YOUR TASK —
Filter the records below for the word "park". Copy each line that holds it.

## BEGIN DATA EXTRACT

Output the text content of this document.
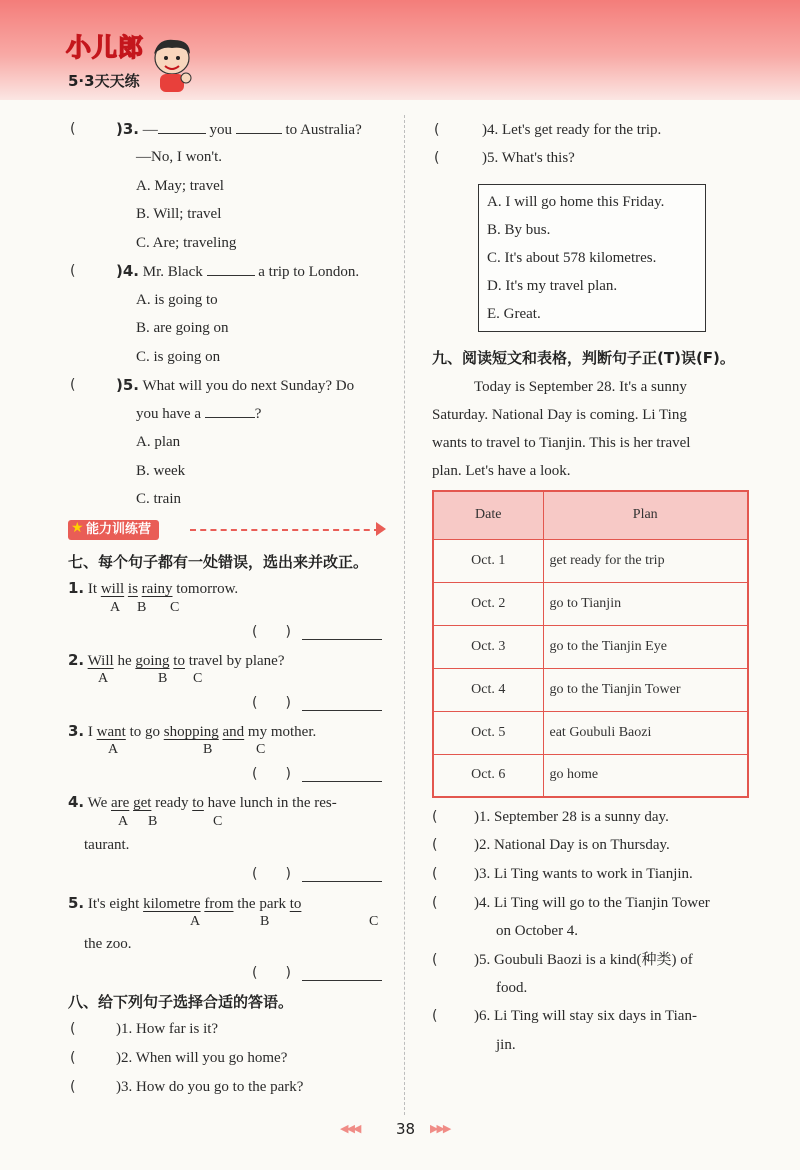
小儿郎
5·3天天练
(	)3. —	you	to Australia?
—No, I won't.
A. May; travel
B. Will; travel
C. Are; traveling
(	)4. Mr. Black	a trip to London.
A. is going to
B. are going on
C. is going on
(	)5. What will you do next Sunday? Do
you have a	?
A. plan
B. week
C. train
能力训练营
★
七、每个句子都有一处错误，选出来并改正。
1. It will is rainy tomorrow.
A B C
(　　)
2. Will he going to travel by plane?
A	B C
(　　)
3. I want to go shopping and my mother.
A	B	C
(　　)
4. We are get ready to have lunch in the res-
A B	C
taurant.
(　　)
5. It's eight kilometre from the park to
A	B	C
the zoo.
(　　)
八、给下列句子选择合适的答语。
(	)1. How far is it?
(	)2. When will you go home?
(	)3. How do you go to the park?
(	)4. Let's get ready for the trip.
(	)5. What's this?
A. I will go home this Friday.
B. By bus.
C. It's about 578 kilometres.
D. It's my travel plan.
E. Great.
九、阅读短文和表格，判断句子正(T)误(F)。
Today is September 28. It's a sunny
Saturday. National Day is coming. Li Ting
wants to travel to Tianjin. This is her travel
plan. Let's have a look.
Date	Plan
Oct. 1	get ready for the trip
Oct. 2	go to Tianjin
Oct. 3	go to the Tianjin Eye
Oct. 4	go to the Tianjin Tower
Oct. 5	eat Goubuli Baozi
Oct. 6	go home
( )1. September 28 is a sunny day.
( )2. National Day is on Thursday.
( )3. Li Ting wants to work in Tianjin.
( )4. Li Ting will go to the Tianjin Tower
on October 4.
( )5. Goubuli Baozi is a kind(种类) of
food.
( )6. Li Ting will stay six days in Tian-
jin.
◀◀◀ 38 ▶▶▶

## END DATA EXTRACT

RESPONSE FOR THIS EXERCISE —
5. It's eight kilometre from the park to
(	)3. How do you go to the park?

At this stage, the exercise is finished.